-- ITEMS start --
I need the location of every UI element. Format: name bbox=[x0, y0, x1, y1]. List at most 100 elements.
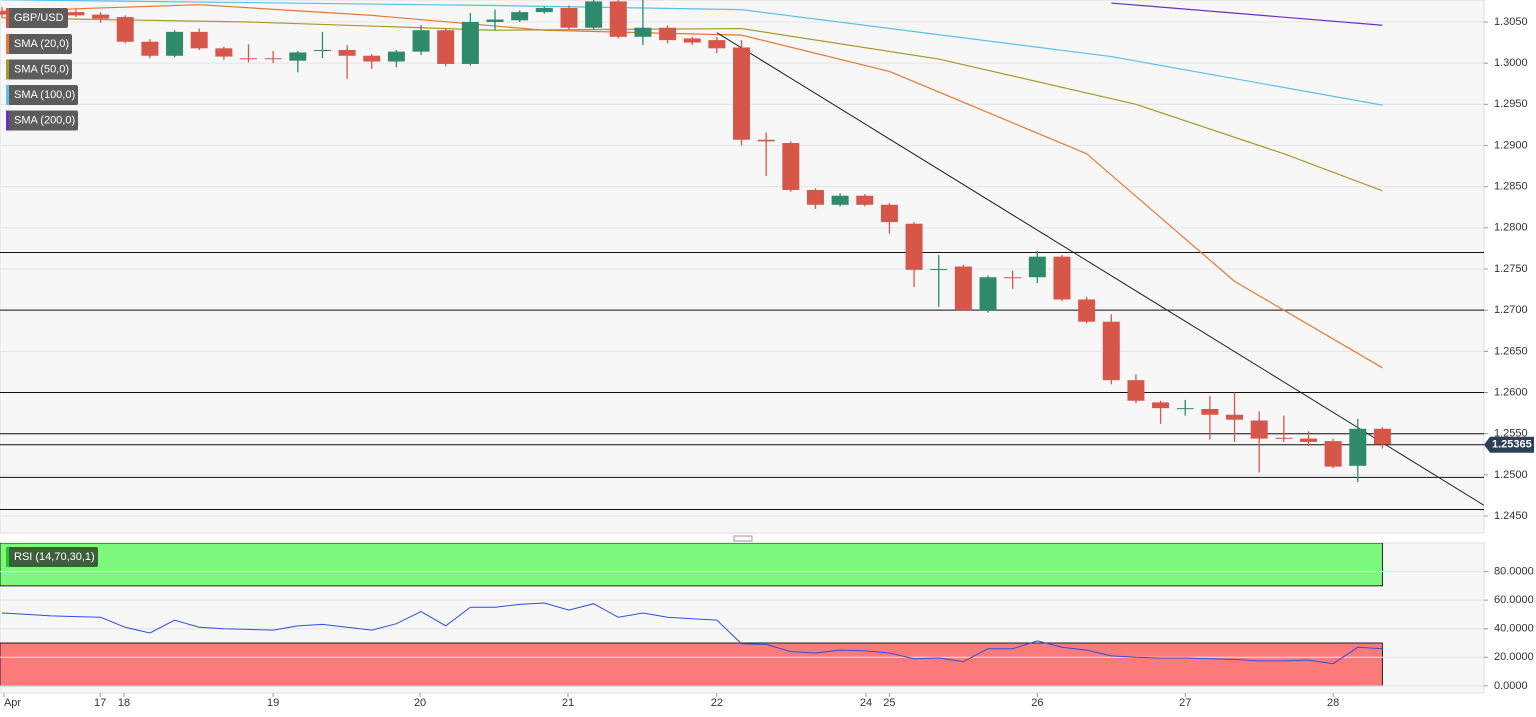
legend-swatch bbox=[6, 8, 9, 28]
legend-swatch bbox=[6, 85, 9, 105]
y-tick-label: 1.2750 bbox=[1494, 263, 1528, 275]
x-tick-label: 21 bbox=[562, 697, 574, 709]
y-tick-label: 1.2650 bbox=[1494, 345, 1528, 357]
legend-label: SMA (100,0) bbox=[14, 89, 75, 101]
candle-body bbox=[856, 195, 874, 205]
candle-body bbox=[1078, 299, 1096, 322]
rsi-legend: RSI (14,70,30,1) bbox=[6, 547, 98, 567]
sma-line bbox=[1, 0, 1383, 106]
candle-body bbox=[240, 58, 258, 60]
y-tick-label: 1.2500 bbox=[1494, 469, 1528, 481]
x-tick-label: 24 bbox=[860, 697, 872, 709]
legend-label: SMA (200,0) bbox=[14, 114, 75, 126]
candle-body bbox=[708, 40, 726, 49]
candle-body bbox=[1349, 428, 1367, 466]
candle-body bbox=[289, 52, 307, 61]
candle-body bbox=[560, 7, 578, 28]
axes: 1.2450 1.2500 1.2550 1.2600 1.2650 1.2700 1.27… bbox=[3, 16, 1534, 709]
candle-body bbox=[1127, 380, 1145, 401]
y-tick-label: 1.2550 bbox=[1494, 428, 1528, 440]
candle-body bbox=[954, 266, 972, 311]
sma-line bbox=[1111, 2, 1383, 26]
pane-resize-handle[interactable] bbox=[733, 535, 753, 542]
candle-body bbox=[905, 223, 923, 270]
candle-body bbox=[1373, 428, 1391, 445]
y-tick-label: 1.3000 bbox=[1494, 57, 1528, 69]
legend-box bbox=[6, 547, 98, 567]
last-price-label: 1.25365 bbox=[1492, 439, 1532, 451]
legend-swatch bbox=[6, 110, 9, 131]
candle-body bbox=[166, 31, 184, 56]
legend-swatch bbox=[6, 59, 9, 80]
candle-body bbox=[880, 204, 898, 223]
legend-label: SMA (20,0) bbox=[14, 38, 69, 50]
x-tick-label: 20 bbox=[414, 697, 426, 709]
candle-body bbox=[486, 19, 504, 22]
candle-body bbox=[609, 1, 627, 37]
rsi-band bbox=[0, 543, 1383, 587]
rsi-plot bbox=[0, 543, 1484, 687]
candle-body bbox=[1102, 321, 1120, 381]
y-tick-label: 1.2700 bbox=[1494, 304, 1528, 316]
y-tick-label: 1.2900 bbox=[1494, 139, 1528, 151]
candle-body bbox=[363, 55, 381, 62]
x-tick-label: 17 bbox=[94, 697, 106, 709]
candle-body bbox=[634, 27, 652, 37]
candle-body bbox=[782, 143, 800, 190]
candle-body bbox=[683, 38, 701, 43]
legend-box bbox=[6, 59, 72, 80]
candle-body bbox=[1053, 256, 1071, 300]
candle-body bbox=[215, 48, 233, 57]
y-tick-label: 0.0000 bbox=[1494, 680, 1528, 692]
y-tick-label: 1.2450 bbox=[1494, 510, 1528, 522]
candle-body bbox=[733, 47, 751, 140]
y-tick-label: 1.2800 bbox=[1494, 222, 1528, 234]
candle-body bbox=[1299, 438, 1317, 442]
legend-label: RSI (14,70,30,1) bbox=[14, 551, 95, 563]
x-tick-label: 26 bbox=[1031, 697, 1043, 709]
x-tick-label: 18 bbox=[118, 697, 130, 709]
candle-body bbox=[585, 1, 603, 28]
last-price-tag bbox=[1484, 436, 1534, 453]
candle-body bbox=[0, 11, 11, 15]
candle-body bbox=[535, 7, 553, 13]
candle-body bbox=[930, 269, 948, 271]
candle-body bbox=[1004, 277, 1022, 279]
candle-body bbox=[659, 27, 677, 41]
candle-body bbox=[92, 14, 110, 19]
y-tick-label: 80.0000 bbox=[1494, 565, 1534, 577]
legend-box bbox=[6, 34, 72, 54]
y-tick-label: 1.3050 bbox=[1494, 16, 1528, 28]
candle-body bbox=[1152, 402, 1170, 409]
candle-body bbox=[806, 189, 824, 205]
candle-body bbox=[831, 195, 849, 205]
main-plot bbox=[0, 0, 1484, 517]
candle-body bbox=[338, 49, 356, 56]
candle-body bbox=[437, 30, 455, 64]
x-tick-label: 22 bbox=[711, 697, 723, 709]
x-tick-label: 25 bbox=[883, 697, 895, 709]
candle-body bbox=[116, 17, 134, 42]
trendline bbox=[716, 32, 1484, 506]
candle-body bbox=[511, 12, 529, 21]
candle-body bbox=[1250, 420, 1268, 439]
y-tick-label: 1.2600 bbox=[1494, 386, 1528, 398]
candle-body bbox=[1028, 256, 1046, 278]
legend-swatch bbox=[6, 34, 9, 54]
candle-body bbox=[461, 21, 479, 64]
x-tick-label: Apr bbox=[4, 697, 21, 709]
candle-body bbox=[979, 277, 997, 311]
x-tick-label: 19 bbox=[267, 697, 279, 709]
x-tick-label: 27 bbox=[1179, 697, 1191, 709]
y-tick-label: 60.0000 bbox=[1494, 594, 1534, 606]
candle-body bbox=[1201, 408, 1219, 415]
legend-box bbox=[6, 85, 78, 105]
candle-body bbox=[141, 41, 159, 56]
candle-body bbox=[1226, 414, 1244, 420]
candle-body bbox=[313, 49, 331, 51]
candle-body bbox=[67, 12, 85, 16]
sma-line bbox=[1, 4, 1383, 369]
rsi-band bbox=[0, 642, 1383, 687]
legend-box bbox=[6, 8, 68, 28]
y-tick-label: 20.0000 bbox=[1494, 651, 1534, 663]
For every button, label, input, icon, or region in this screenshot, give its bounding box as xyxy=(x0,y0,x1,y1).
-- ITEMS end --
__GIVEN EXERCISE__: Reproduce all of the data above verbatim, line for line, and leave out the picture.

__EXPECTED ANSWER__:
I need the location of every UI element. Format: name bbox=[x0, y0, x1, y1]. List at most 100 elements.
legend-swatch bbox=[6, 8, 9, 28]
legend-swatch bbox=[6, 85, 9, 105]
y-tick-label: 1.2750 bbox=[1494, 263, 1528, 275]
x-tick-label: 21 bbox=[562, 697, 574, 709]
y-tick-label: 1.2650 bbox=[1494, 345, 1528, 357]
legend-label: SMA (100,0) bbox=[14, 89, 75, 101]
candle-body bbox=[856, 195, 874, 205]
candle-body bbox=[1078, 299, 1096, 322]
rsi-legend: RSI (14,70,30,1) bbox=[6, 547, 98, 567]
sma-line bbox=[1, 0, 1383, 106]
candle-body bbox=[240, 58, 258, 60]
y-tick-label: 1.2500 bbox=[1494, 469, 1528, 481]
x-tick-label: 24 bbox=[860, 697, 872, 709]
legend-label: SMA (200,0) bbox=[14, 114, 75, 126]
candle-body bbox=[708, 40, 726, 49]
candle-body bbox=[1349, 428, 1367, 466]
candle-body bbox=[289, 52, 307, 61]
candle-body bbox=[560, 7, 578, 28]
axes: 1.2450 1.2500 1.2550 1.2600 1.2650 1.2700 1.27… bbox=[3, 16, 1534, 709]
candle-body bbox=[1127, 380, 1145, 401]
y-tick-label: 1.2550 bbox=[1494, 428, 1528, 440]
candle-body bbox=[954, 266, 972, 311]
sma-line bbox=[1111, 2, 1383, 26]
pane-resize-handle[interactable] bbox=[733, 535, 753, 542]
candle-body bbox=[905, 223, 923, 270]
candle-body bbox=[1373, 428, 1391, 445]
y-tick-label: 1.3000 bbox=[1494, 57, 1528, 69]
legend-box bbox=[6, 547, 98, 567]
last-price-label: 1.25365 bbox=[1492, 439, 1532, 451]
legend-swatch bbox=[6, 110, 9, 131]
candle-body bbox=[166, 31, 184, 56]
legend-swatch bbox=[6, 59, 9, 80]
candle-body bbox=[880, 204, 898, 223]
legend-label: SMA (20,0) bbox=[14, 38, 69, 50]
x-tick-label: 20 bbox=[414, 697, 426, 709]
candle-body bbox=[486, 19, 504, 22]
candle-body bbox=[609, 1, 627, 37]
rsi-band bbox=[0, 543, 1383, 587]
rsi-plot bbox=[0, 543, 1484, 687]
candle-body bbox=[1102, 321, 1120, 381]
y-tick-label: 1.2700 bbox=[1494, 304, 1528, 316]
y-tick-label: 1.2900 bbox=[1494, 139, 1528, 151]
candle-body bbox=[363, 55, 381, 62]
x-tick-label: 17 bbox=[94, 697, 106, 709]
candle-body bbox=[634, 27, 652, 37]
candle-body bbox=[782, 143, 800, 190]
candle-body bbox=[683, 38, 701, 43]
legend-box bbox=[6, 59, 72, 80]
candle-body bbox=[1053, 256, 1071, 300]
candle-body bbox=[215, 48, 233, 57]
y-tick-label: 0.0000 bbox=[1494, 680, 1528, 692]
y-tick-label: 1.2450 bbox=[1494, 510, 1528, 522]
candle-body bbox=[733, 47, 751, 140]
y-tick-label: 1.2800 bbox=[1494, 222, 1528, 234]
candle-body bbox=[1299, 438, 1317, 442]
legend-label: RSI (14,70,30,1) bbox=[14, 551, 95, 563]
x-tick-label: 26 bbox=[1031, 697, 1043, 709]
x-tick-label: 18 bbox=[118, 697, 130, 709]
candle-body bbox=[585, 1, 603, 28]
last-price-tag bbox=[1484, 436, 1534, 453]
candle-body bbox=[0, 11, 11, 15]
candle-body bbox=[535, 7, 553, 13]
candle-body bbox=[930, 269, 948, 271]
candle-body bbox=[1004, 277, 1022, 279]
candle-body bbox=[659, 27, 677, 41]
candle-body bbox=[92, 14, 110, 19]
y-tick-label: 80.0000 bbox=[1494, 565, 1534, 577]
legend-box bbox=[6, 34, 72, 54]
y-tick-label: 1.3050 bbox=[1494, 16, 1528, 28]
candle-body bbox=[1152, 402, 1170, 409]
candle-body bbox=[806, 189, 824, 205]
candle-body bbox=[831, 195, 849, 205]
main-plot bbox=[0, 0, 1484, 517]
candle-body bbox=[338, 49, 356, 56]
candle-body bbox=[437, 30, 455, 64]
x-tick-label: 22 bbox=[711, 697, 723, 709]
x-tick-label: 25 bbox=[883, 697, 895, 709]
candle-body bbox=[116, 17, 134, 42]
trendline bbox=[716, 32, 1484, 506]
candle-body bbox=[511, 12, 529, 21]
candle-body bbox=[1250, 420, 1268, 439]
y-tick-label: 1.2600 bbox=[1494, 386, 1528, 398]
candle-body bbox=[1028, 256, 1046, 278]
legend-swatch bbox=[6, 34, 9, 54]
candle-body bbox=[461, 21, 479, 64]
x-tick-label: Apr bbox=[4, 697, 21, 709]
candle-body bbox=[979, 277, 997, 311]
x-tick-label: 19 bbox=[267, 697, 279, 709]
x-tick-label: 27 bbox=[1179, 697, 1191, 709]
y-tick-label: 60.0000 bbox=[1494, 594, 1534, 606]
candle-body bbox=[1201, 408, 1219, 415]
legend-box bbox=[6, 85, 78, 105]
candle-body bbox=[141, 41, 159, 56]
candle-body bbox=[1226, 414, 1244, 420]
candle-body bbox=[313, 49, 331, 51]
candle-body bbox=[67, 12, 85, 16]
sma-line bbox=[1, 4, 1383, 369]
rsi-band bbox=[0, 642, 1383, 687]
legend-box bbox=[6, 8, 68, 28]
y-tick-label: 20.0000 bbox=[1494, 651, 1534, 663]
For every button, label, input, icon, or region in this screenshot, give its bounding box as xyxy=(x0,y0,x1,y1).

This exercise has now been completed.